* PROVIDED PASSAGE *

Liz's Science Page
Programmed cell death
is a necessary developmental phenomenon that is widespread in the
nervous system. Evidence accumulated using a well characterized
model for programmed cell death has led to the hypothesis that neurotrophic
factor-deprivation induced death is mediated in part by proteins encoded
by specific genes that increase in expression after trophic factor
withdrawal (see Fig. 1 below). The focus of my thesis project
is to characterize a gene called SM-20 that was identified in our
laboratory by differential display as a gene that increases in expression
in sympathetic neurons during nerve growth factor (NGF)-deprivation
induced death. Data indicate that expression of SM-20 protein
in neurons is sufficient to induce cell death in the presence of NGF.
SM-20 has been independently identified as an immediate-early gene
in smooth muscle cells (Wax et al., 1994) and as a gene expressed
in fibroblasts following activation of the p53 protein (Madden et
al., 1996), an event leading to growth-arrest and apoptosis.
My thesis proposal will assess the hypothesis that SM-20 plays a functionally
significant role in neuronal death by characterizing the death induced
by SM-20 overexpression and by determining the effects of inhibiting
SM-20 function on NGF-deprivation induced death. These studies
will determine the significance of SM-20 for neuronal death caused
by trophic factor withdrawal and will help to characterize the function
of this novel protein in the nervous system.
Click to see the full size diagram
Fig. 1. Sequence
of events during cell death after NGF deprivation of SCG neurons.
Shown are inhibitors of neuronal apoptosis (TOP) and parameters that
increase (MIDDLE: e.g., ROS, c-Jun, cyclin D1, SM-20) and decrease
(BOTTOM: e.g., total RNA and protein synthesis) during neuronal death.
The relative sites of action of inhibitors of cell death have not
all been confirmed but are placed based upon our interpretation of
the available data. ROS, reactive oxygen species; CHX, cycloheximide;
ActD, actinomycinD.

* EXERCISES *
- a) Answer these from the SM-20 thesis page:
(i) By what method did the laboratory identify SM-20?
(ii) In what cells was SM-20 independently identified as an immediate-early gene?
(iii) What does CHX stand for in the Fig. 1 legend?
- b) Write the next part of the SM-20 thesis page, picking up after its final sentence.

* PROVIDED INFORMATION *
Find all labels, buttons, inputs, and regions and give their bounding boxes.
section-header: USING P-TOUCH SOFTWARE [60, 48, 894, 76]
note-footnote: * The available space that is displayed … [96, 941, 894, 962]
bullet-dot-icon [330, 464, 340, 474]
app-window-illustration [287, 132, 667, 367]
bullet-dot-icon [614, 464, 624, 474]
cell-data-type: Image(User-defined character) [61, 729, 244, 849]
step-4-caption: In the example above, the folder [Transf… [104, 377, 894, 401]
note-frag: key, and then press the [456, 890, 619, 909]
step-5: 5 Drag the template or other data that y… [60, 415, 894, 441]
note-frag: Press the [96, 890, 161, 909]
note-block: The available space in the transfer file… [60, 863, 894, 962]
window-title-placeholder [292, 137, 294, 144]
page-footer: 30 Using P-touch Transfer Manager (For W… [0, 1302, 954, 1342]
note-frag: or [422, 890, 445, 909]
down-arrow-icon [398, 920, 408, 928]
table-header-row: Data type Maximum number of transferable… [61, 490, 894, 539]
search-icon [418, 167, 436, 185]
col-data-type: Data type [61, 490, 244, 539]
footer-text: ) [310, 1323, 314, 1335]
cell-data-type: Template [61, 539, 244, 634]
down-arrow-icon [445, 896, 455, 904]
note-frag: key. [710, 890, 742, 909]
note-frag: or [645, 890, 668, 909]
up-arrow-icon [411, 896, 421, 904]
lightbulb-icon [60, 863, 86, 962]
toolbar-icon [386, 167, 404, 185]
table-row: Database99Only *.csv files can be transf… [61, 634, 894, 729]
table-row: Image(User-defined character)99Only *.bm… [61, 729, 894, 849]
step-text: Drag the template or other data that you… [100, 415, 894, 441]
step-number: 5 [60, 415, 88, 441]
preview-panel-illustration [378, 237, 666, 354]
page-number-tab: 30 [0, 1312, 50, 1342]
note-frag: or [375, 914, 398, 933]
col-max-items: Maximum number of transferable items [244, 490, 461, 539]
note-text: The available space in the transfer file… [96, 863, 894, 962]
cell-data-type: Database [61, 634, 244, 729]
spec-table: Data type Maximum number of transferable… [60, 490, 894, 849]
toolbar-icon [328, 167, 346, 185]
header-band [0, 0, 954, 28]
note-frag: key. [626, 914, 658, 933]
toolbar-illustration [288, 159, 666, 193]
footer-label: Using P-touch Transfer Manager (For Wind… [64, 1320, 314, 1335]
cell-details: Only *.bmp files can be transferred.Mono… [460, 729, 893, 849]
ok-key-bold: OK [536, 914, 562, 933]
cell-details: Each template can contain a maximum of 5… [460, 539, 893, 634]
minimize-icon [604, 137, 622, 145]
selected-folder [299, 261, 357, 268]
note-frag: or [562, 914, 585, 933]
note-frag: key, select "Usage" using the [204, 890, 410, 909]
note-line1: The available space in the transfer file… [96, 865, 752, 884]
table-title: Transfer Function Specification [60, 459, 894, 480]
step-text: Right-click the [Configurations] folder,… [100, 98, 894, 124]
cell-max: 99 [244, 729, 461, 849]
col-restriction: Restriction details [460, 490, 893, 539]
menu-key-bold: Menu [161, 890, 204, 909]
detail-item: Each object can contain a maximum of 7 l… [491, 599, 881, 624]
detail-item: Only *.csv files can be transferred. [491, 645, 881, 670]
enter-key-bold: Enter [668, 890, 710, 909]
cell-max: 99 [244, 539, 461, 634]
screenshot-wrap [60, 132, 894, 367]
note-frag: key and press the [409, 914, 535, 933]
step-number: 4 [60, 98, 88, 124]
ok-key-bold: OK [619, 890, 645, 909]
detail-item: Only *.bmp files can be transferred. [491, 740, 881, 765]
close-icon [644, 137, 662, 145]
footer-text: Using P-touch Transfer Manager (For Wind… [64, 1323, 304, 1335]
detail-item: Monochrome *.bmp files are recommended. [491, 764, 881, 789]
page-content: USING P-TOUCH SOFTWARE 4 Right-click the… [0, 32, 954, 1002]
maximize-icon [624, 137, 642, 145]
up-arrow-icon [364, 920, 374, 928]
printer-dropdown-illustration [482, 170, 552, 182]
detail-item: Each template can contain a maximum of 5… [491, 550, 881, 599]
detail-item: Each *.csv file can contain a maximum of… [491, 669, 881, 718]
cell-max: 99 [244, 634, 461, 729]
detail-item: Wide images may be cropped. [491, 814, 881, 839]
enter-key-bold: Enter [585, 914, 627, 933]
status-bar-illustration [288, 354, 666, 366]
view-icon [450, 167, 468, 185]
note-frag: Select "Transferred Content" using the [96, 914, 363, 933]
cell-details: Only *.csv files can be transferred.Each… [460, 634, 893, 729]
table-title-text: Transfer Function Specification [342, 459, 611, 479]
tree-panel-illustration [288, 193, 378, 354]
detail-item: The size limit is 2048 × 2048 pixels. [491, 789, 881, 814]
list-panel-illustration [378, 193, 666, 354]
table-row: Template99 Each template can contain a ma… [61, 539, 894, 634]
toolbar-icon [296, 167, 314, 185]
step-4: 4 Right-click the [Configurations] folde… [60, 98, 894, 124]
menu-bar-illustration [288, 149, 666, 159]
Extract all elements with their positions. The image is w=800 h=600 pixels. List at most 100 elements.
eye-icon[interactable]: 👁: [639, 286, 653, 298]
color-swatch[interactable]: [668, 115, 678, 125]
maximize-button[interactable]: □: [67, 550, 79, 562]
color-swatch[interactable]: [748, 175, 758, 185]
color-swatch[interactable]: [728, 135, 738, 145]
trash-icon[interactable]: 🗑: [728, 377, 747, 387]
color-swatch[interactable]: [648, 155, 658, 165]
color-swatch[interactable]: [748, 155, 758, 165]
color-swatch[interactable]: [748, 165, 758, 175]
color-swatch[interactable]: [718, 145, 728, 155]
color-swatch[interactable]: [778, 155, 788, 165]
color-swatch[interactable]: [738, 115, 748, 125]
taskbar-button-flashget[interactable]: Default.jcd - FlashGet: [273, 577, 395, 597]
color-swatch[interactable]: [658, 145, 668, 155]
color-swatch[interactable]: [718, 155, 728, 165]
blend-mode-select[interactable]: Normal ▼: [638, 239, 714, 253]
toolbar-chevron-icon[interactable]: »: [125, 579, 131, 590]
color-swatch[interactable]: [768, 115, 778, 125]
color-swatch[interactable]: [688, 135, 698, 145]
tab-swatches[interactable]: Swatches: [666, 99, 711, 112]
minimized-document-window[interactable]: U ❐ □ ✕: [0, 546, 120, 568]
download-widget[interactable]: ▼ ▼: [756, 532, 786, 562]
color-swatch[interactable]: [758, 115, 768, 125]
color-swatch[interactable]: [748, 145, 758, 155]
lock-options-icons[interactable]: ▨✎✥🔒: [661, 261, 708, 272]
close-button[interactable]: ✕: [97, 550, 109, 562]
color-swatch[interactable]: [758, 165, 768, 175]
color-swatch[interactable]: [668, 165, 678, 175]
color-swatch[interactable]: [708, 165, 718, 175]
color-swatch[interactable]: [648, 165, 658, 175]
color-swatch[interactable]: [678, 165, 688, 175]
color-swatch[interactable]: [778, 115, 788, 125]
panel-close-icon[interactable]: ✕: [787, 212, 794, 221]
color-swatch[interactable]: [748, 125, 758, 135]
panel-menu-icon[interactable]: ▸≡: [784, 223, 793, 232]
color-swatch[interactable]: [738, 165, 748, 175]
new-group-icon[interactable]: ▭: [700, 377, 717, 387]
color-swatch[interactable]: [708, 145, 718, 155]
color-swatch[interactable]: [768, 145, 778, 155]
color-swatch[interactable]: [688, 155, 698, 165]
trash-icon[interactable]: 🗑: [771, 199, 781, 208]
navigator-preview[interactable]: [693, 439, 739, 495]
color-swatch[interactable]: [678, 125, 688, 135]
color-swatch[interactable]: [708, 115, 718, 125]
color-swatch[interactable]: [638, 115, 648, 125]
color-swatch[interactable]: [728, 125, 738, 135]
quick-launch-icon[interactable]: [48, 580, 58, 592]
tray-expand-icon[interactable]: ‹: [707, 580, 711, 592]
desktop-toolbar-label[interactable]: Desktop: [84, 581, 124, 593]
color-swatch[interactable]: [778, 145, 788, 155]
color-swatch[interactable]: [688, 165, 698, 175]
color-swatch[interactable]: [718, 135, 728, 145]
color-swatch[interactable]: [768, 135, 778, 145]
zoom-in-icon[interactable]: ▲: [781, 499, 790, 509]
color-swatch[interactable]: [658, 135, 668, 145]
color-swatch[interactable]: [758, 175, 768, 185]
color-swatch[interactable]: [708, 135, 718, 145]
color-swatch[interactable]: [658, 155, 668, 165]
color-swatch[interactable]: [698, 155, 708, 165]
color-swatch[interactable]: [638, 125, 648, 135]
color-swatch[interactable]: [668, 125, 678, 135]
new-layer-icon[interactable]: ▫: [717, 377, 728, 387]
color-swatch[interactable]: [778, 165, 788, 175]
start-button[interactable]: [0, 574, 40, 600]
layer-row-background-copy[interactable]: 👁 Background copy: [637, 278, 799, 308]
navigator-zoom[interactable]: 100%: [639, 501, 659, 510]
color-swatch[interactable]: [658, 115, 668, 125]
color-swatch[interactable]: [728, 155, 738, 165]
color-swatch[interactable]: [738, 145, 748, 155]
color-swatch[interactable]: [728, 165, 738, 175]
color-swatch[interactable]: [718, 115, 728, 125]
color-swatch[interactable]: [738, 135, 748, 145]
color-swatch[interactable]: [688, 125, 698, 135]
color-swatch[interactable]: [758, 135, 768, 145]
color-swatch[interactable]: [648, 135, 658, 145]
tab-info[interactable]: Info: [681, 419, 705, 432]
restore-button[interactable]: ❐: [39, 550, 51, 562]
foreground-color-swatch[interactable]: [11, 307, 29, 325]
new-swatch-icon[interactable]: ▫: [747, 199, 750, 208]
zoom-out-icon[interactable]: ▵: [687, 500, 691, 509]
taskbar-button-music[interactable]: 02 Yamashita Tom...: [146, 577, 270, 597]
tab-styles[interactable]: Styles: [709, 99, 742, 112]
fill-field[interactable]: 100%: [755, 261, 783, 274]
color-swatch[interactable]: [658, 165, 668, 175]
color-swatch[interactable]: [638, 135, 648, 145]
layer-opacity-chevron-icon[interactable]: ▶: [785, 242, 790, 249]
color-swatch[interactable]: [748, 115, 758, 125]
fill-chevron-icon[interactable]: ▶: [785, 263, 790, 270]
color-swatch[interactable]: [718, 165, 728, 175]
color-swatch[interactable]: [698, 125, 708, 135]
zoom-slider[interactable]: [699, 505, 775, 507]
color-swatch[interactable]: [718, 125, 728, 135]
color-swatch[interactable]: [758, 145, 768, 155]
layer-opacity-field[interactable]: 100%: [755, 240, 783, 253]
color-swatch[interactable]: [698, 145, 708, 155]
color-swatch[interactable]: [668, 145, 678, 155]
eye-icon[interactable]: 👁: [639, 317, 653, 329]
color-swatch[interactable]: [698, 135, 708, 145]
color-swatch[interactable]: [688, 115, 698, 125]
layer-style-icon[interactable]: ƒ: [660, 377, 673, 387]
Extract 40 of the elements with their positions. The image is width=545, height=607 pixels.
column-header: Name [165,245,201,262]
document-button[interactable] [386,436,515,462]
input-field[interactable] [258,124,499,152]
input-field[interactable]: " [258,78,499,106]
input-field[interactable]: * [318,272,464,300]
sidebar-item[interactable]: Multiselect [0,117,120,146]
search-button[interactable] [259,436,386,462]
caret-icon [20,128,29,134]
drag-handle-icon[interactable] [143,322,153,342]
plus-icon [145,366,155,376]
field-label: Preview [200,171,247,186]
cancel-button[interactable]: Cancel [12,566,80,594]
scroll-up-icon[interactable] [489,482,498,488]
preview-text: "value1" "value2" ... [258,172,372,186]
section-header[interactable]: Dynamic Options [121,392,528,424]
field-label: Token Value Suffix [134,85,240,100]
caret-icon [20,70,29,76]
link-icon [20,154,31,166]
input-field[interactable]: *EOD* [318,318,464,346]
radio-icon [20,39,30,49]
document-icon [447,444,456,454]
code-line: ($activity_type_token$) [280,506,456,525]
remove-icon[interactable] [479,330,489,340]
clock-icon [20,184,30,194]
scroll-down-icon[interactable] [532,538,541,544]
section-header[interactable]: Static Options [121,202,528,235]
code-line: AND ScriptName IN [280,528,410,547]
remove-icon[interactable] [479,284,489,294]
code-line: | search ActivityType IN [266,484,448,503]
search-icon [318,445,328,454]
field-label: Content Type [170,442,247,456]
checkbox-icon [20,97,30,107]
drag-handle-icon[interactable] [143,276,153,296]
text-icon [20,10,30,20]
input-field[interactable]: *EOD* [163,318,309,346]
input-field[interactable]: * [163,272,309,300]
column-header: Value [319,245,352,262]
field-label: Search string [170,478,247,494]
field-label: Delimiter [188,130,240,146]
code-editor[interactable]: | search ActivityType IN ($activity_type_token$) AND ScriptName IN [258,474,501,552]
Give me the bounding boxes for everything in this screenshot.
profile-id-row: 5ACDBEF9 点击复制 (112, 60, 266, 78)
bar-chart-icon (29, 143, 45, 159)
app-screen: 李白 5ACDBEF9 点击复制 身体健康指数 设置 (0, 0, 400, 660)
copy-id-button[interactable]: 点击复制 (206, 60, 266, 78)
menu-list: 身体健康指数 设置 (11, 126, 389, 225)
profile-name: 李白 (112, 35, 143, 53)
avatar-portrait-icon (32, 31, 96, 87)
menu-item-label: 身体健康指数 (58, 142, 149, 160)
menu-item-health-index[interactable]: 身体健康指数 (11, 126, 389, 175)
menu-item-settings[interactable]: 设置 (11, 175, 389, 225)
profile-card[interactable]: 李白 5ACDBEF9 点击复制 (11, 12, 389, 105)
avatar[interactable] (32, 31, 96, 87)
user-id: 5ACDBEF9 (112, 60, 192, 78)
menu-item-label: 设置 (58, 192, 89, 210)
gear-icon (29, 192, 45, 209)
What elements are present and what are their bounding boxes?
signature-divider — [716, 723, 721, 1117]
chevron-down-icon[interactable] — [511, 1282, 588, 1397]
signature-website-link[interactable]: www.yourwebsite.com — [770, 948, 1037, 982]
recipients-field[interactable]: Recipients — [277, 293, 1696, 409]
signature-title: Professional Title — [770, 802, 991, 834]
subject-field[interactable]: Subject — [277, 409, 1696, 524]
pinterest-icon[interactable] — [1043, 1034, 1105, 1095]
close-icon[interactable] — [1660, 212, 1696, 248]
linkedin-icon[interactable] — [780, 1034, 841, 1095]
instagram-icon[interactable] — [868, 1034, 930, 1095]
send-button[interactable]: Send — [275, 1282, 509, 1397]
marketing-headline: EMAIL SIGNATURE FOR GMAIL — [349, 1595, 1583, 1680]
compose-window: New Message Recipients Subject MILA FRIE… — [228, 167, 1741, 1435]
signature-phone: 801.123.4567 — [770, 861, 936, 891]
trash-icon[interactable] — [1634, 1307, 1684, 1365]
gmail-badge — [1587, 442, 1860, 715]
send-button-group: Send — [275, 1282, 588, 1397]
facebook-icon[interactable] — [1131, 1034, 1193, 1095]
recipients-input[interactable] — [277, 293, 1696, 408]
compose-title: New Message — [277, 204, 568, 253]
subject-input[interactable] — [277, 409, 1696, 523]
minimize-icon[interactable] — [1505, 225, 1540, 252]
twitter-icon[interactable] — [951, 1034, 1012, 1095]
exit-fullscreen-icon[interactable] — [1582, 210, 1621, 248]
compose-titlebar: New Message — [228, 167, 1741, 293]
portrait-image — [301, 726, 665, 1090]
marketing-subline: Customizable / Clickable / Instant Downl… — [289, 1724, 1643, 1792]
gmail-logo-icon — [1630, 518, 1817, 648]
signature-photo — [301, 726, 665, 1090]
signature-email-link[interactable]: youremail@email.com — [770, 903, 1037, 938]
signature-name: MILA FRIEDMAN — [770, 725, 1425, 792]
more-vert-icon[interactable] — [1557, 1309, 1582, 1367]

* REPLIES *
- a)
(i) Differential display
(ii) Smooth muscle cells
(iii) Cycloheximide

- b)
Selected References
Martin, D.P., Schmidt, R.E., DiStefano, P.S., Lowry,
O.H., Carter, J.G., and Johnson, E.M., Jr. Inhibitors of protein synthesis
and RNA synthesis prevent neuronal death caused by nerve growth factor
deprivation. J. Cell Biol. 106:829-844, 1988.
Clarke, P.G. Developmental cell death: morphological diversity and
multiple mechanisms. Anat. Embryol. (Berl.) 181:195-213,
1990.
Deckwerth, T.L. and Johnson, E.M., Jr. Temporal analysis of events
associated with programmed cell death (apoptosis) of sympathetic neurons
deprived of nerve growth factor (NGF). J. Cell Biol.
123:1207-1222, 1993.
Wax, S.D., Rosenfield, C.L., and Taubman, M.B. Identification of a
novel growth factor responsive gene in vascular smooth muscle cells.
J. Biol. Chem. 269:13041-13047, 1994.
Madden, S.L., Galella, E.A., Riley, D., Bertelsen, A.H., and Beaudry,
G.A. Induction of cell growth regulatory genes by p53. Cancer
Res. 56:5384-5390, 1996.
Deshmukh, M. and Johnson, E.M., Jr. Programmed cell death in neurons:
focus on the pathway of nerve growth factor deprivation-induced death
of sympathetic neurons. Mol. Pharmacol. 51:897-906,
1997.
Lipscomb, E.A., Sarmiere, P.D., Crowder, R.J., and Freeman, R.S.
Expression of the SM-20 gene promotes death in nerve growth factor-dependent
sympathetic neurons. J. Neurochem. 73:429-432,
1999.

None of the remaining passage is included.